- Work instructions:
Return all the data below as it stands, minus the pictures.

::::::::

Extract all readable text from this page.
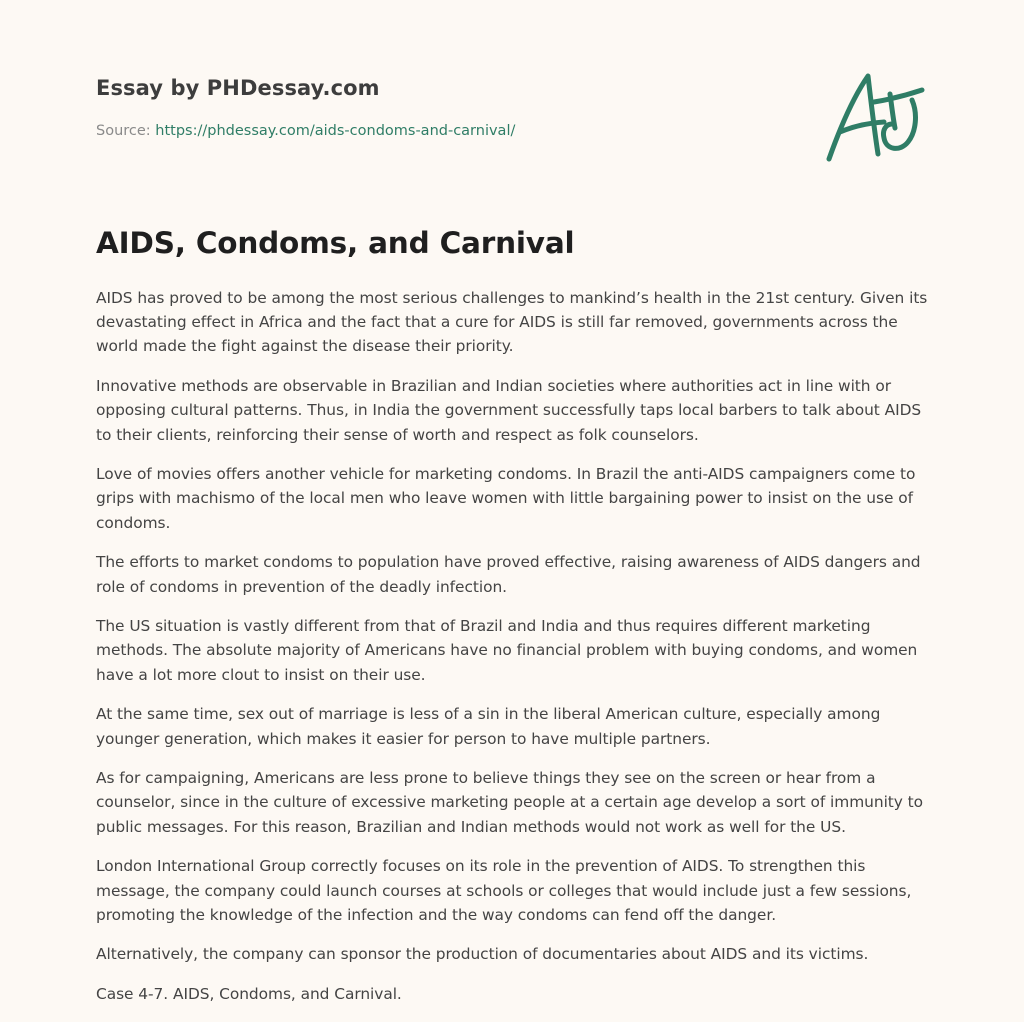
Essay by PHDessay.com
Source: https://phdessay.com/aids-condoms-and-carnival/
AIDS, Condoms, and Carnival

AIDS has proved to be among the most serious challenges to mankind’s health in the 21st century. Given its devastating effect in Africa and the fact that a cure for AIDS is still far removed, governments across the world made the fight against the disease their priority.

Innovative methods are observable in Brazilian and Indian societies where authorities act in line with or opposing cultural patterns. Thus, in India the government successfully taps local barbers to talk about AIDS to their clients, reinforcing their sense of worth and respect as folk counselors.

Love of movies offers another vehicle for marketing condoms. In Brazil the anti-AIDS campaigners come to grips with machismo of the local men who leave women with little bargaining power to insist on the use of condoms.

The efforts to market condoms to population have proved effective, raising awareness of AIDS dangers and role of condoms in prevention of the deadly infection.

The US situation is vastly different from that of Brazil and India and thus requires different marketing methods. The absolute majority of Americans have no financial problem with buying condoms, and women have a lot more clout to insist on their use.

At the same time, sex out of marriage is less of a sin in the liberal American culture, especially among younger generation, which makes it easier for person to have multiple partners.

As for campaigning, Americans are less prone to believe things they see on the screen or hear from a counselor, since in the culture of excessive marketing people at a certain age develop a sort of immunity to public messages. For this reason, Brazilian and Indian methods would not work as well for the US.

London International Group correctly focuses on its role in the prevention of AIDS. To strengthen this message, the company could launch courses at schools or colleges that would include just a few sessions, promoting the knowledge of the infection and the way condoms can fend off the danger.

Alternatively, the company can sponsor the production of documentaries about AIDS and its victims.

Case 4-7. AIDS, Condoms, and Carnival.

::::::::

- Completed exercise:
Extract all readable text from this page.
Essay by PHDessay.com
Source: https://phdessay.com/aids-condoms-and-carnival/
AIDS, Condoms, and Carnival

AIDS has proved to be among the most serious challenges to mankind’s health in the 21st century. Given its devastating effect in Africa and the fact that a cure for AIDS is still far removed, governments across the world made the fight against the disease their priority.

Innovative methods are observable in Brazilian and Indian societies where authorities act in line with or opposing cultural patterns. Thus, in India the government successfully taps local barbers to talk about AIDS to their clients, reinforcing their sense of worth and respect as folk counselors.

Love of movies offers another vehicle for marketing condoms. In Brazil the anti-AIDS campaigners come to grips with machismo of the local men who leave women with little bargaining power to insist on the use of condoms.

The efforts to market condoms to population have proved effective, raising awareness of AIDS dangers and role of condoms in prevention of the deadly infection.

The US situation is vastly different from that of Brazil and India and thus requires different marketing methods. The absolute majority of Americans have no financial problem with buying condoms, and women have a lot more clout to insist on their use.

At the same time, sex out of marriage is less of a sin in the liberal American culture, especially among younger generation, which makes it easier for person to have multiple partners.

As for campaigning, Americans are less prone to believe things they see on the screen or hear from a counselor, since in the culture of excessive marketing people at a certain age develop a sort of immunity to public messages. For this reason, Brazilian and Indian methods would not work as well for the US.

London International Group correctly focuses on its role in the prevention of AIDS. To strengthen this message, the company could launch courses at schools or colleges that would include just a few sessions, promoting the knowledge of the infection and the way condoms can fend off the danger.

Alternatively, the company can sponsor the production of documentaries about AIDS and its victims.

Case 4-7. AIDS, Condoms, and Carnival.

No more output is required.